-- START OF ITEMS --
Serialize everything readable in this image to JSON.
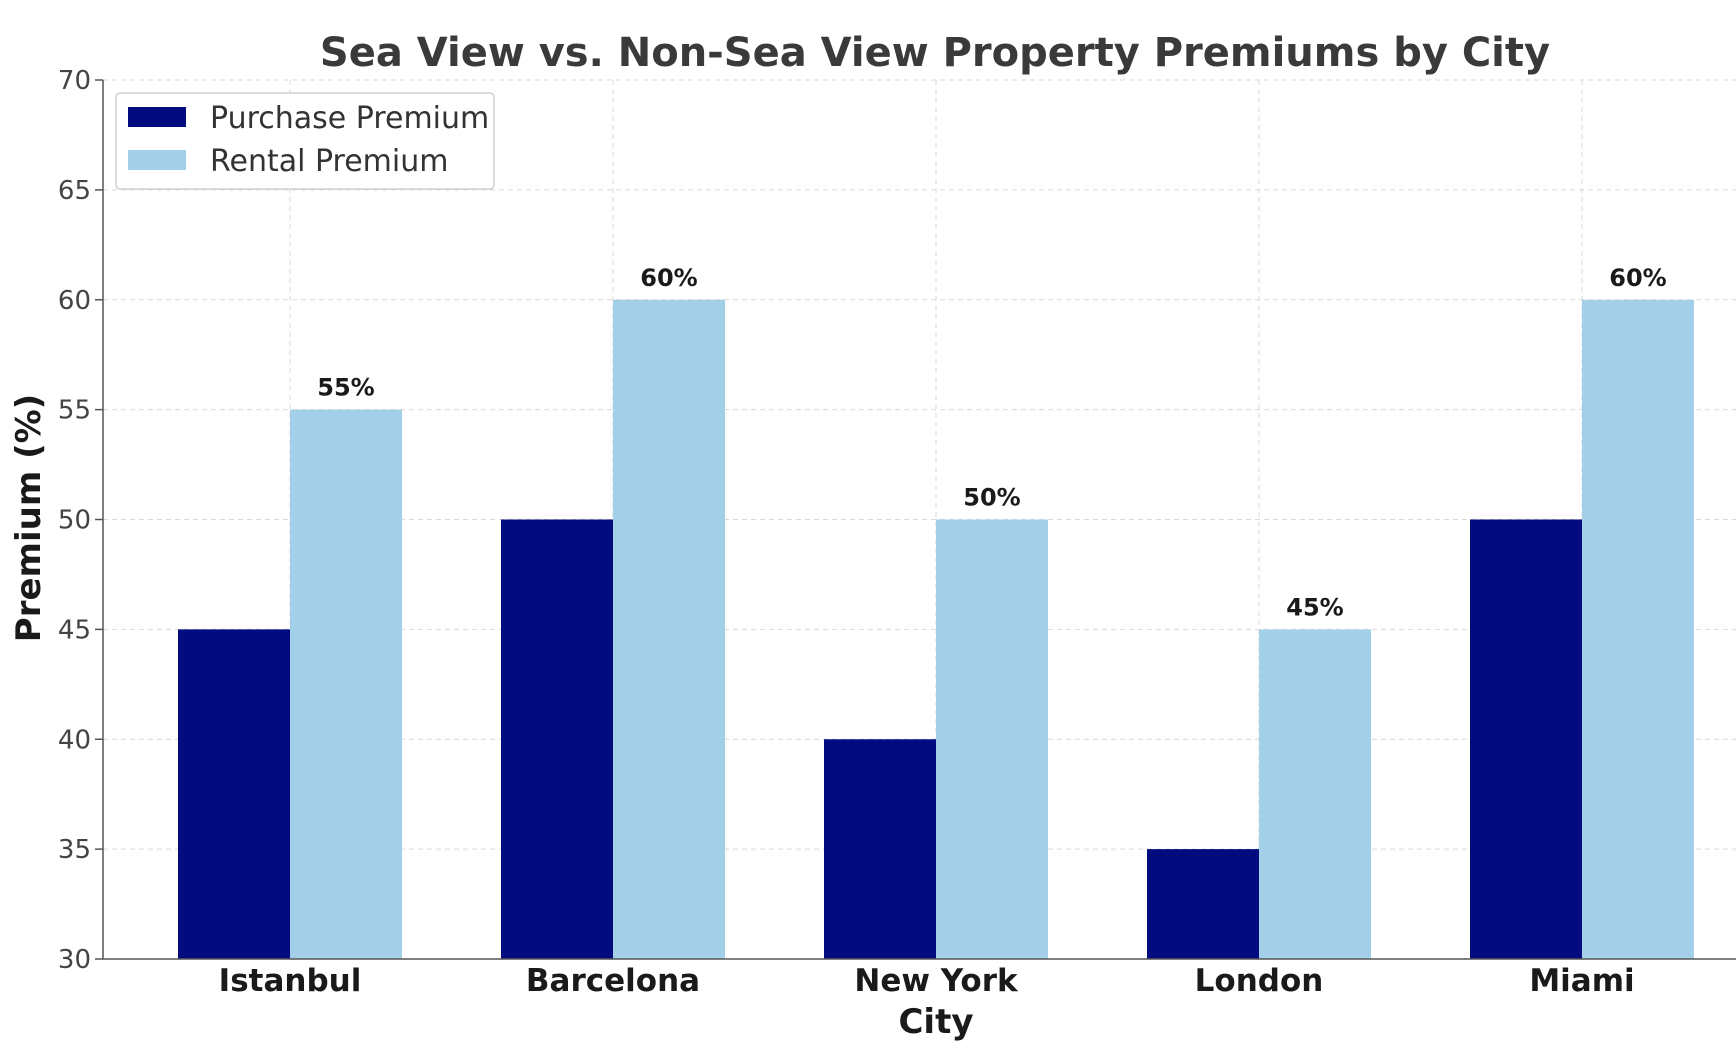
{
  "chart_data": {
    "type": "bar",
    "title": "Sea View vs. Non-Sea View Property Premiums by City",
    "xlabel": "City",
    "ylabel": "Premium (%)",
    "categories": [
      "Istanbul",
      "Barcelona",
      "New York",
      "London",
      "Miami"
    ],
    "series": [
      {
        "name": "Purchase Premium",
        "values": [
          45,
          50,
          40,
          35,
          50
        ],
        "color": "#020c7e",
        "labels": [
          "",
          "",
          "",
          "",
          ""
        ]
      },
      {
        "name": "Rental Premium",
        "values": [
          55,
          60,
          50,
          45,
          60
        ],
        "color": "#a3d0e8",
        "labels": [
          "55%",
          "60%",
          "50%",
          "45%",
          "60%"
        ]
      }
    ],
    "ylim": [
      30,
      70
    ],
    "yticks": [
      30,
      35,
      40,
      45,
      50,
      55,
      60,
      65,
      70
    ],
    "grid": true,
    "legend_position": "top-left"
  }
}
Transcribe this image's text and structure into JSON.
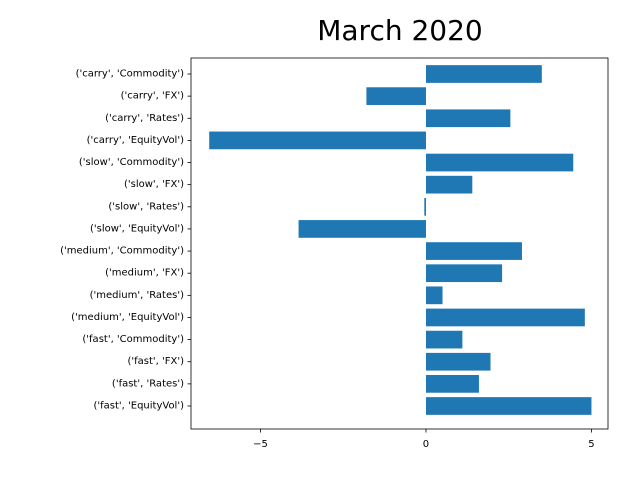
{
  "chart_data": {
    "type": "bar",
    "orientation": "horizontal",
    "title": "March 2020",
    "xlabel": "",
    "ylabel": "",
    "xlim": [
      -7.1,
      5.5
    ],
    "xticks": [
      {
        "value": -5,
        "label": "−5"
      },
      {
        "value": 0,
        "label": "0"
      },
      {
        "value": 5,
        "label": "5"
      }
    ],
    "grid": false,
    "bar_color": "#1f77b4",
    "categories": [
      "('fast', 'EquityVol')",
      "('fast', 'Rates')",
      "('fast', 'FX')",
      "('fast', 'Commodity')",
      "('medium', 'EquityVol')",
      "('medium', 'Rates')",
      "('medium', 'FX')",
      "('medium', 'Commodity')",
      "('slow', 'EquityVol')",
      "('slow', 'Rates')",
      "('slow', 'FX')",
      "('slow', 'Commodity')",
      "('carry', 'EquityVol')",
      "('carry', 'Rates')",
      "('carry', 'FX')",
      "('carry', 'Commodity')"
    ],
    "values": [
      5.0,
      1.6,
      1.95,
      1.1,
      4.8,
      0.5,
      2.3,
      2.9,
      -3.85,
      -0.05,
      1.4,
      4.45,
      -6.55,
      2.55,
      -1.8,
      3.5
    ]
  }
}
-- END OF ITEMS --
TASK INSTRUCTIONS: Repeat the material above verbatim. Leave the pictures behind.

EXERCISE RESPONSE:
Serialize everything readable in this image to JSON.
{
  "chart_data": {
    "type": "bar",
    "title": "Sea View vs. Non-Sea View Property Premiums by City",
    "xlabel": "City",
    "ylabel": "Premium (%)",
    "categories": [
      "Istanbul",
      "Barcelona",
      "New York",
      "London",
      "Miami"
    ],
    "series": [
      {
        "name": "Purchase Premium",
        "values": [
          45,
          50,
          40,
          35,
          50
        ],
        "color": "#020c7e",
        "labels": [
          "",
          "",
          "",
          "",
          ""
        ]
      },
      {
        "name": "Rental Premium",
        "values": [
          55,
          60,
          50,
          45,
          60
        ],
        "color": "#a3d0e8",
        "labels": [
          "55%",
          "60%",
          "50%",
          "45%",
          "60%"
        ]
      }
    ],
    "ylim": [
      30,
      70
    ],
    "yticks": [
      30,
      35,
      40,
      45,
      50,
      55,
      60,
      65,
      70
    ],
    "grid": true,
    "legend_position": "top-left"
  }
}
Transcribe this image's text and structure into JSON.
{
  "chart_data": {
    "type": "bar",
    "orientation": "horizontal",
    "title": "March 2020",
    "xlabel": "",
    "ylabel": "",
    "xlim": [
      -7.1,
      5.5
    ],
    "xticks": [
      {
        "value": -5,
        "label": "−5"
      },
      {
        "value": 0,
        "label": "0"
      },
      {
        "value": 5,
        "label": "5"
      }
    ],
    "grid": false,
    "bar_color": "#1f77b4",
    "categories": [
      "('fast', 'EquityVol')",
      "('fast', 'Rates')",
      "('fast', 'FX')",
      "('fast', 'Commodity')",
      "('medium', 'EquityVol')",
      "('medium', 'Rates')",
      "('medium', 'FX')",
      "('medium', 'Commodity')",
      "('slow', 'EquityVol')",
      "('slow', 'Rates')",
      "('slow', 'FX')",
      "('slow', 'Commodity')",
      "('carry', 'EquityVol')",
      "('carry', 'Rates')",
      "('carry', 'FX')",
      "('carry', 'Commodity')"
    ],
    "values": [
      5.0,
      1.6,
      1.95,
      1.1,
      4.8,
      0.5,
      2.3,
      2.9,
      -3.85,
      -0.05,
      1.4,
      4.45,
      -6.55,
      2.55,
      -1.8,
      3.5
    ]
  }
}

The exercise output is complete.